** Start Dataset rows **
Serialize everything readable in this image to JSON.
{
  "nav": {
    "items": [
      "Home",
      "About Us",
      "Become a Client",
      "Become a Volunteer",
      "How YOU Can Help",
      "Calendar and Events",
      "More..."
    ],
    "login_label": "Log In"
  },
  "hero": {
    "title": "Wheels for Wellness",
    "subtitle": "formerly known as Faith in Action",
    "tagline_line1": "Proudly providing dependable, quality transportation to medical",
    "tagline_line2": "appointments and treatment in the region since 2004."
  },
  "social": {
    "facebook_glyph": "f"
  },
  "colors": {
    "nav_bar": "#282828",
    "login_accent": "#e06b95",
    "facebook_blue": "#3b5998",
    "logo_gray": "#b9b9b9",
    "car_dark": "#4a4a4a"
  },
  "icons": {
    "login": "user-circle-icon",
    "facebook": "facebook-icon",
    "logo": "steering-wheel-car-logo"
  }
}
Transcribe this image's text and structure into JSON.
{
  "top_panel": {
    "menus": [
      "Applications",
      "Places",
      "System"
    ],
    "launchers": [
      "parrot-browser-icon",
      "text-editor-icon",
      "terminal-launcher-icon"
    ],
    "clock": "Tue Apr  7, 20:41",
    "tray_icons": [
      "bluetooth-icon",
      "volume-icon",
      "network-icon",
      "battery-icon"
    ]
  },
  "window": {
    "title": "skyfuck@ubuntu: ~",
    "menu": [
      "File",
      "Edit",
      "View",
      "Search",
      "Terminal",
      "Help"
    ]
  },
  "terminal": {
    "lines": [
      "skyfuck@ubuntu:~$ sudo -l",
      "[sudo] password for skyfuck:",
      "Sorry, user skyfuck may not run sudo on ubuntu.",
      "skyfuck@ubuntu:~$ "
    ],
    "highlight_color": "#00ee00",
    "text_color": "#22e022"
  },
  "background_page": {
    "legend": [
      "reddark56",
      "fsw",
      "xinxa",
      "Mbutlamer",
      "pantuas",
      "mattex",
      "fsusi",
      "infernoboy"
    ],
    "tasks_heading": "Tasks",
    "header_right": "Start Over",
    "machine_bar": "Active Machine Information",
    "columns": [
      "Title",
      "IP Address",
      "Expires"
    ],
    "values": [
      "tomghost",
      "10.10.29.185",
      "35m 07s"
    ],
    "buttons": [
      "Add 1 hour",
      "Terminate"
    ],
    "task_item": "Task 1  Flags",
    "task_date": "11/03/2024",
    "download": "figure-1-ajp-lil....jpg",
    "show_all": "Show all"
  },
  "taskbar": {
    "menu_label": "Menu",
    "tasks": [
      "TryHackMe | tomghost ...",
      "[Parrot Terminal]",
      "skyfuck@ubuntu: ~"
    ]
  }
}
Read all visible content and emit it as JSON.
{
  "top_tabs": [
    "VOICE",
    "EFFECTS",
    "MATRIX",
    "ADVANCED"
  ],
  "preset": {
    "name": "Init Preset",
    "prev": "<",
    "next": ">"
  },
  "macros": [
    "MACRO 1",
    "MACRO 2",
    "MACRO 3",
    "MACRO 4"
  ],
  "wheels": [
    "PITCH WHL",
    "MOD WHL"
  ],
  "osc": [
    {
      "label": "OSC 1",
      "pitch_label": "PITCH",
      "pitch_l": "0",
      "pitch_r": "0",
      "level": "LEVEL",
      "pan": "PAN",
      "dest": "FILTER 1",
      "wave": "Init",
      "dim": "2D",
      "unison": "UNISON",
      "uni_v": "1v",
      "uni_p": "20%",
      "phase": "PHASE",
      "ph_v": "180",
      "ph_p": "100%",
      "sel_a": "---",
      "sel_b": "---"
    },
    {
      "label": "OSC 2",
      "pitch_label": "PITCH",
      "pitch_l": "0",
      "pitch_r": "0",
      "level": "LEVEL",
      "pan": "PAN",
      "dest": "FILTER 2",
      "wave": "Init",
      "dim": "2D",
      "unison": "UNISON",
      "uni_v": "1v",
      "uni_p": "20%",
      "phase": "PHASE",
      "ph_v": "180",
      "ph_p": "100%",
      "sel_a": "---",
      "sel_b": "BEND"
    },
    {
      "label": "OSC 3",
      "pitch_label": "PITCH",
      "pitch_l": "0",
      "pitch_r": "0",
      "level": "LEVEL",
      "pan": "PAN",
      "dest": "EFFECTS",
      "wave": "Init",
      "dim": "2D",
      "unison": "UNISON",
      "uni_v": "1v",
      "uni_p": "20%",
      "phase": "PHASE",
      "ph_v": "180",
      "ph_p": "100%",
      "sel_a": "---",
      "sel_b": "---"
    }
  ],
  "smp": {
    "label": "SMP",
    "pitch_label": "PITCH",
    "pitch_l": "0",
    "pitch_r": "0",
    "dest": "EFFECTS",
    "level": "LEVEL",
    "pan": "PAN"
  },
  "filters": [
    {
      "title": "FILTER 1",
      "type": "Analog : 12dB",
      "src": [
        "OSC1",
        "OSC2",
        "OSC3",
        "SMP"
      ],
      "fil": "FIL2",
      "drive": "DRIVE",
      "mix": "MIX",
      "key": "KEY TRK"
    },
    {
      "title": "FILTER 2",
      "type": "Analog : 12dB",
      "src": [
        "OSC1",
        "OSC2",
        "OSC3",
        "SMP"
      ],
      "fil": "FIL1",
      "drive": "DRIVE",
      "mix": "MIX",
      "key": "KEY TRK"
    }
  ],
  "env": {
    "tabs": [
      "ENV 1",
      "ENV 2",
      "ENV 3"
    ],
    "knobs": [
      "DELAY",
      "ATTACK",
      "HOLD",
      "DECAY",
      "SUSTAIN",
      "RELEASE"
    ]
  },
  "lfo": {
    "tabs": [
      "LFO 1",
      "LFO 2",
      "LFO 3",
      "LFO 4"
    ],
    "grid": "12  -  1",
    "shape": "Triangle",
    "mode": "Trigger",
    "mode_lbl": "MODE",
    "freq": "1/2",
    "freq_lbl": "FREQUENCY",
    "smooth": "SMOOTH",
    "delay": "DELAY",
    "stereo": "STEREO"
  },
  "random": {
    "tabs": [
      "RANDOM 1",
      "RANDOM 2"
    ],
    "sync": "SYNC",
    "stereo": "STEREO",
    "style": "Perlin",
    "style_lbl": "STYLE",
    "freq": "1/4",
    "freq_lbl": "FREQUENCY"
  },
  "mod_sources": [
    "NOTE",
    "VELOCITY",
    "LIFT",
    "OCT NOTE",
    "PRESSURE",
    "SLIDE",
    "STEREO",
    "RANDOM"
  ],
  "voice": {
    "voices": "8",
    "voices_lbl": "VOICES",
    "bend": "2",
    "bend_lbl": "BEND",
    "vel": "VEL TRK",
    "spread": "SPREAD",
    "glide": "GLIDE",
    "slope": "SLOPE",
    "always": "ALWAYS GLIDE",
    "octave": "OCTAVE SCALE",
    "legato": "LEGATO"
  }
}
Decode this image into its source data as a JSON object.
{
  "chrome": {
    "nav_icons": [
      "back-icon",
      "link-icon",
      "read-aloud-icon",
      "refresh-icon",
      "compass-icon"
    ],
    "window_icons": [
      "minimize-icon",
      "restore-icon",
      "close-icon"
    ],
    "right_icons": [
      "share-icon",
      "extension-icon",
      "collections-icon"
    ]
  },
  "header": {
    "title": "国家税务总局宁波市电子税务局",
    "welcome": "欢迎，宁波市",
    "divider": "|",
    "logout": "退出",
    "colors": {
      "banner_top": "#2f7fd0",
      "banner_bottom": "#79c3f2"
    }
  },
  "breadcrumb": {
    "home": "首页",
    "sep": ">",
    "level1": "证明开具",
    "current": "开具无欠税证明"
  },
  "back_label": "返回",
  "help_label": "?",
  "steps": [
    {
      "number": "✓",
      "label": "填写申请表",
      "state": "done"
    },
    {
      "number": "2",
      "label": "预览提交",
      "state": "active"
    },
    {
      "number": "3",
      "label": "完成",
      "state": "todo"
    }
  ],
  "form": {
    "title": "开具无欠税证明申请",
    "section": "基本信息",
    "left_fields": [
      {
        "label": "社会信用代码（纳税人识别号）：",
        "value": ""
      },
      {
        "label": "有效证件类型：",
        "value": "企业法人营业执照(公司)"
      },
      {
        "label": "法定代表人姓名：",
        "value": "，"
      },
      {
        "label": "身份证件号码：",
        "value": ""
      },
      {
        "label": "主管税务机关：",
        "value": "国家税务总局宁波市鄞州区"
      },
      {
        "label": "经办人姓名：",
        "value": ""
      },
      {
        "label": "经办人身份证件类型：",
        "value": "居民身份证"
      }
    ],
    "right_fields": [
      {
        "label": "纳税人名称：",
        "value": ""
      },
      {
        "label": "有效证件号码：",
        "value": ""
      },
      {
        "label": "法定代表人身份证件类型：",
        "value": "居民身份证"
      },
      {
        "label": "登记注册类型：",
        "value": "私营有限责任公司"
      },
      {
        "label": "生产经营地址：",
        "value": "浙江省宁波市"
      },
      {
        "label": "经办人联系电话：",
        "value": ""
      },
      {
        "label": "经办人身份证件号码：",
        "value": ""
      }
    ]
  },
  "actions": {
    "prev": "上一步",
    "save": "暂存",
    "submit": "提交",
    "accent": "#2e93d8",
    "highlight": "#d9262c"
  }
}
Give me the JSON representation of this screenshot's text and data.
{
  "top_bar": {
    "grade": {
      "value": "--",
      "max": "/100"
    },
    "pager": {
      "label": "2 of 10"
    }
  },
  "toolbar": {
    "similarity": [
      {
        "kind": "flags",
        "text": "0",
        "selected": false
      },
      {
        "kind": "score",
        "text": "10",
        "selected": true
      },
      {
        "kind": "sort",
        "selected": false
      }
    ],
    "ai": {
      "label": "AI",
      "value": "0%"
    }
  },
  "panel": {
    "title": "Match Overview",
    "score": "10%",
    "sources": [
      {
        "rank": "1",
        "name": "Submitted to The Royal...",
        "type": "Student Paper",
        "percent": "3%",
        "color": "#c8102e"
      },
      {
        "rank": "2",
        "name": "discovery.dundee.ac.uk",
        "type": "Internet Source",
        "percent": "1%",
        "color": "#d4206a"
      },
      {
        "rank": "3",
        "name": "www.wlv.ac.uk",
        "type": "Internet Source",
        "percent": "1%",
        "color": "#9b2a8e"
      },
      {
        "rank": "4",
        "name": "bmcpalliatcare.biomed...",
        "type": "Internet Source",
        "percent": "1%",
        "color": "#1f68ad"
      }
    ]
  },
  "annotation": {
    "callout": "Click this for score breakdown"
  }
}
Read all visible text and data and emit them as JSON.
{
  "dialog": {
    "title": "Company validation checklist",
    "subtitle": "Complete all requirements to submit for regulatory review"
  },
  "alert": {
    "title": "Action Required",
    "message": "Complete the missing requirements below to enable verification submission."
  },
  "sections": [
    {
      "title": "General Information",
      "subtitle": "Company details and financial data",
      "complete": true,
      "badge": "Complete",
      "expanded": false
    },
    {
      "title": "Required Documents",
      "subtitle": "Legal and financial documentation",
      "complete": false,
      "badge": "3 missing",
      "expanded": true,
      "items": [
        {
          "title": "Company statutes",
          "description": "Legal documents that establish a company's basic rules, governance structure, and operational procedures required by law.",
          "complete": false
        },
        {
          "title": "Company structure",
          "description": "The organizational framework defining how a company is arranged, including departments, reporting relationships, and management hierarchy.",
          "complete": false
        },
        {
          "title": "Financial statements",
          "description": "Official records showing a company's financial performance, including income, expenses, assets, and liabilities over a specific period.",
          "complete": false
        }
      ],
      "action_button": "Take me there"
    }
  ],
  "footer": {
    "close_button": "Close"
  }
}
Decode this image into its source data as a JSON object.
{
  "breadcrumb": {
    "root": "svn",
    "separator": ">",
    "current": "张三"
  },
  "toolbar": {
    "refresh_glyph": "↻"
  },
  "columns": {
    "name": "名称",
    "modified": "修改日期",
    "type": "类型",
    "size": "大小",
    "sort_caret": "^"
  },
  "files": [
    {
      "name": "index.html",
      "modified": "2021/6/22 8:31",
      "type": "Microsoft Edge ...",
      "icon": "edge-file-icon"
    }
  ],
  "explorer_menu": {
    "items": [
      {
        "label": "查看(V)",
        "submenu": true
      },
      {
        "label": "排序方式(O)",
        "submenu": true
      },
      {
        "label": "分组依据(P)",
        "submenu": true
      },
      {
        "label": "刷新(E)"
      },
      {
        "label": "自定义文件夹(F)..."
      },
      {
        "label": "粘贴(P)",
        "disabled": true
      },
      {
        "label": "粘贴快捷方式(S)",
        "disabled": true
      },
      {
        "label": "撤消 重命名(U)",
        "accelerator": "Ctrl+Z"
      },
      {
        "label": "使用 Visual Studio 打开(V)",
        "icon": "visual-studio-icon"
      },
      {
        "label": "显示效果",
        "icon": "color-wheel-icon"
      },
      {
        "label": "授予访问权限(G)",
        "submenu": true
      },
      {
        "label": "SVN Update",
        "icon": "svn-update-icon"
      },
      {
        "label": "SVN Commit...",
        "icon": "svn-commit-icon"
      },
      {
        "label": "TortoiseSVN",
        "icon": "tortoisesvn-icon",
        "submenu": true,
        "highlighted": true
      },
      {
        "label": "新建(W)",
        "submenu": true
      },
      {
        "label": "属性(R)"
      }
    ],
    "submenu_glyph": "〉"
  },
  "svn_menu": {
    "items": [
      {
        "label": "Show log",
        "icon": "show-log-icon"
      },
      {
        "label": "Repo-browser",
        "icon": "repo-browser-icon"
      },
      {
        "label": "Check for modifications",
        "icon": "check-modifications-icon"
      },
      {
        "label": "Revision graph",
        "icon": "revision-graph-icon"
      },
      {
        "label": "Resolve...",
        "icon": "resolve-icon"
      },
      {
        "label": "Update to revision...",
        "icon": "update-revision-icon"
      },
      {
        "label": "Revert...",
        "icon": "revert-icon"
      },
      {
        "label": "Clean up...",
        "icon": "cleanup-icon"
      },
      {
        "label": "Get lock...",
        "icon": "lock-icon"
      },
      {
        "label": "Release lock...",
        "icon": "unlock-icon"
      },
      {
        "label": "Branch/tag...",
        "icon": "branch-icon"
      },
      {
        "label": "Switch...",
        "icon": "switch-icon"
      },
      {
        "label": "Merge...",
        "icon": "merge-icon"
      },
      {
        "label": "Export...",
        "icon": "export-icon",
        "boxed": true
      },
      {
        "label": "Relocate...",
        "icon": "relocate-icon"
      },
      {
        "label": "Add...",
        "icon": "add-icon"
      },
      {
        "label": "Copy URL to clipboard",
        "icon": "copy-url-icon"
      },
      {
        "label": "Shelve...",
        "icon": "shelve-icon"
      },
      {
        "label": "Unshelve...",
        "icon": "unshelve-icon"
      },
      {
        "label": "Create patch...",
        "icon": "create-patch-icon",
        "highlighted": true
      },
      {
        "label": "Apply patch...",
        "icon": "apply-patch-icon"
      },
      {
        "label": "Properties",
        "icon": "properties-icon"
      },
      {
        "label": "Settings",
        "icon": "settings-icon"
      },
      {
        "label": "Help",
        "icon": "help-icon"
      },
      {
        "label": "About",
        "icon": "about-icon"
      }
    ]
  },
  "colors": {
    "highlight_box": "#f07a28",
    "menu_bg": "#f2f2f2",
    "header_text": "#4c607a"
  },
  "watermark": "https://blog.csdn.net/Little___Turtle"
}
** End Dataset rows **
> Brief:
Extract lines where the string "patch" occurs.

> Task answer:
        "label": "Create patch...",
        "icon": "create-patch-icon",
        "label": "Apply patch...",
        "icon": "apply-patch-icon"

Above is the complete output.